_TASK INPUTS_:
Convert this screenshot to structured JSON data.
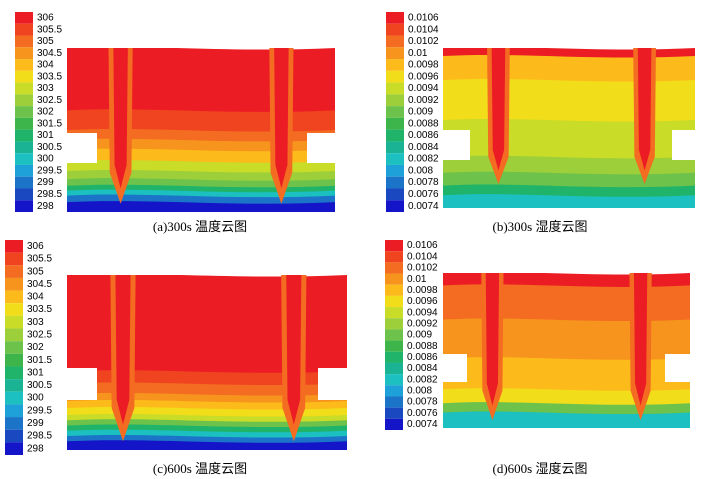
{
  "chart_data": [
    {
      "type": "contour",
      "title": "(a)300s 温度云图",
      "levels": [
        306,
        305.5,
        305,
        304.5,
        304,
        303.5,
        303,
        302.5,
        302,
        301.5,
        301,
        300.5,
        300,
        299.5,
        299,
        298.5,
        298
      ],
      "colors": [
        "#ec1c24",
        "#f04420",
        "#f36c21",
        "#f7941d",
        "#fcbb1a",
        "#f2dd1b",
        "#c8dc28",
        "#9ccf3a",
        "#6cc24a",
        "#3db54a",
        "#20b46a",
        "#1ab394",
        "#1dc0c0",
        "#1ea0d8",
        "#1c74c8",
        "#1a48c0",
        "#1414c8"
      ]
    },
    {
      "type": "contour",
      "title": "(b)300s 湿度云图",
      "levels": [
        0.0106,
        0.0104,
        0.0102,
        0.01,
        0.0098,
        0.0096,
        0.0094,
        0.0092,
        0.009,
        0.0088,
        0.0086,
        0.0084,
        0.0082,
        0.008,
        0.0078,
        0.0076,
        0.0074
      ],
      "colors": [
        "#ec1c24",
        "#f04420",
        "#f36c21",
        "#f7941d",
        "#fcbb1a",
        "#f2dd1b",
        "#c8dc28",
        "#9ccf3a",
        "#6cc24a",
        "#3db54a",
        "#20b46a",
        "#1ab394",
        "#1dc0c0",
        "#1ea0d8",
        "#1c74c8",
        "#1a48c0",
        "#1414c8"
      ]
    },
    {
      "type": "contour",
      "title": "(c)600s 温度云图",
      "levels": [
        306,
        305.5,
        305,
        304.5,
        304,
        303.5,
        303,
        302.5,
        302,
        301.5,
        301,
        300.5,
        300,
        299.5,
        299,
        298.5,
        298
      ],
      "colors": [
        "#ec1c24",
        "#f04420",
        "#f36c21",
        "#f7941d",
        "#fcbb1a",
        "#f2dd1b",
        "#c8dc28",
        "#9ccf3a",
        "#6cc24a",
        "#3db54a",
        "#20b46a",
        "#1ab394",
        "#1dc0c0",
        "#1ea0d8",
        "#1c74c8",
        "#1a48c0",
        "#1414c8"
      ]
    },
    {
      "type": "contour",
      "title": "(d)600s 湿度云图",
      "levels": [
        0.0106,
        0.0104,
        0.0102,
        0.01,
        0.0098,
        0.0096,
        0.0094,
        0.0092,
        0.009,
        0.0088,
        0.0086,
        0.0084,
        0.0082,
        0.008,
        0.0078,
        0.0076,
        0.0074
      ],
      "colors": [
        "#ec1c24",
        "#f04420",
        "#f36c21",
        "#f7941d",
        "#fcbb1a",
        "#f2dd1b",
        "#c8dc28",
        "#9ccf3a",
        "#6cc24a",
        "#3db54a",
        "#20b46a",
        "#1ab394",
        "#1dc0c0",
        "#1ea0d8",
        "#1c74c8",
        "#1a48c0",
        "#1414c8"
      ]
    }
  ]
}
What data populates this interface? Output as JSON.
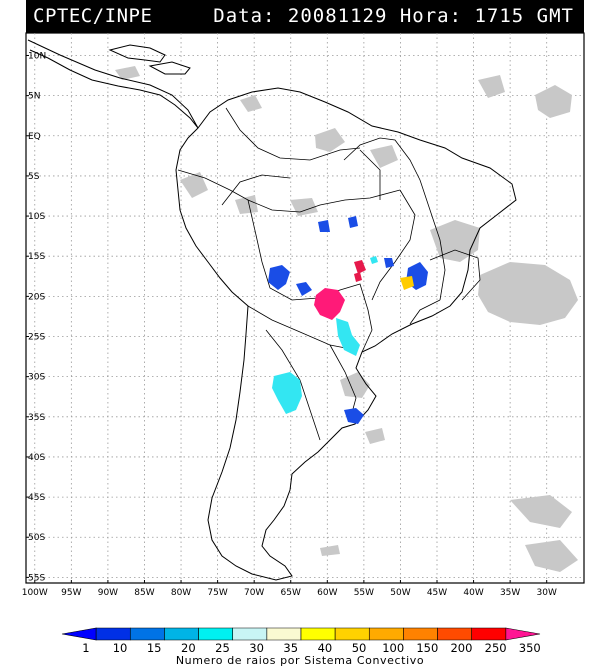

_EXERCISE BRIEF_:
Omit the pictures and restate the rest of the records verbatim.

_TASK RESPONSE_:
Convert this screenshot to structured JSON data.
{
  "chart_data": [
    {
      "type": "contour",
      "title": "(a)300s 温度云图",
      "levels": [
        306,
        305.5,
        305,
        304.5,
        304,
        303.5,
        303,
        302.5,
        302,
        301.5,
        301,
        300.5,
        300,
        299.5,
        299,
        298.5,
        298
      ],
      "colors": [
        "#ec1c24",
        "#f04420",
        "#f36c21",
        "#f7941d",
        "#fcbb1a",
        "#f2dd1b",
        "#c8dc28",
        "#9ccf3a",
        "#6cc24a",
        "#3db54a",
        "#20b46a",
        "#1ab394",
        "#1dc0c0",
        "#1ea0d8",
        "#1c74c8",
        "#1a48c0",
        "#1414c8"
      ]
    },
    {
      "type": "contour",
      "title": "(b)300s 湿度云图",
      "levels": [
        0.0106,
        0.0104,
        0.0102,
        0.01,
        0.0098,
        0.0096,
        0.0094,
        0.0092,
        0.009,
        0.0088,
        0.0086,
        0.0084,
        0.0082,
        0.008,
        0.0078,
        0.0076,
        0.0074
      ],
      "colors": [
        "#ec1c24",
        "#f04420",
        "#f36c21",
        "#f7941d",
        "#fcbb1a",
        "#f2dd1b",
        "#c8dc28",
        "#9ccf3a",
        "#6cc24a",
        "#3db54a",
        "#20b46a",
        "#1ab394",
        "#1dc0c0",
        "#1ea0d8",
        "#1c74c8",
        "#1a48c0",
        "#1414c8"
      ]
    },
    {
      "type": "contour",
      "title": "(c)600s 温度云图",
      "levels": [
        306,
        305.5,
        305,
        304.5,
        304,
        303.5,
        303,
        302.5,
        302,
        301.5,
        301,
        300.5,
        300,
        299.5,
        299,
        298.5,
        298
      ],
      "colors": [
        "#ec1c24",
        "#f04420",
        "#f36c21",
        "#f7941d",
        "#fcbb1a",
        "#f2dd1b",
        "#c8dc28",
        "#9ccf3a",
        "#6cc24a",
        "#3db54a",
        "#20b46a",
        "#1ab394",
        "#1dc0c0",
        "#1ea0d8",
        "#1c74c8",
        "#1a48c0",
        "#1414c8"
      ]
    },
    {
      "type": "contour",
      "title": "(d)600s 湿度云图",
      "levels": [
        0.0106,
        0.0104,
        0.0102,
        0.01,
        0.0098,
        0.0096,
        0.0094,
        0.0092,
        0.009,
        0.0088,
        0.0086,
        0.0084,
        0.0082,
        0.008,
        0.0078,
        0.0076,
        0.0074
      ],
      "colors": [
        "#ec1c24",
        "#f04420",
        "#f36c21",
        "#f7941d",
        "#fcbb1a",
        "#f2dd1b",
        "#c8dc28",
        "#9ccf3a",
        "#6cc24a",
        "#3db54a",
        "#20b46a",
        "#1ab394",
        "#1dc0c0",
        "#1ea0d8",
        "#1c74c8",
        "#1a48c0",
        "#1414c8"
      ]
    }
  ]
}
What data populates this interface? Output as JSON.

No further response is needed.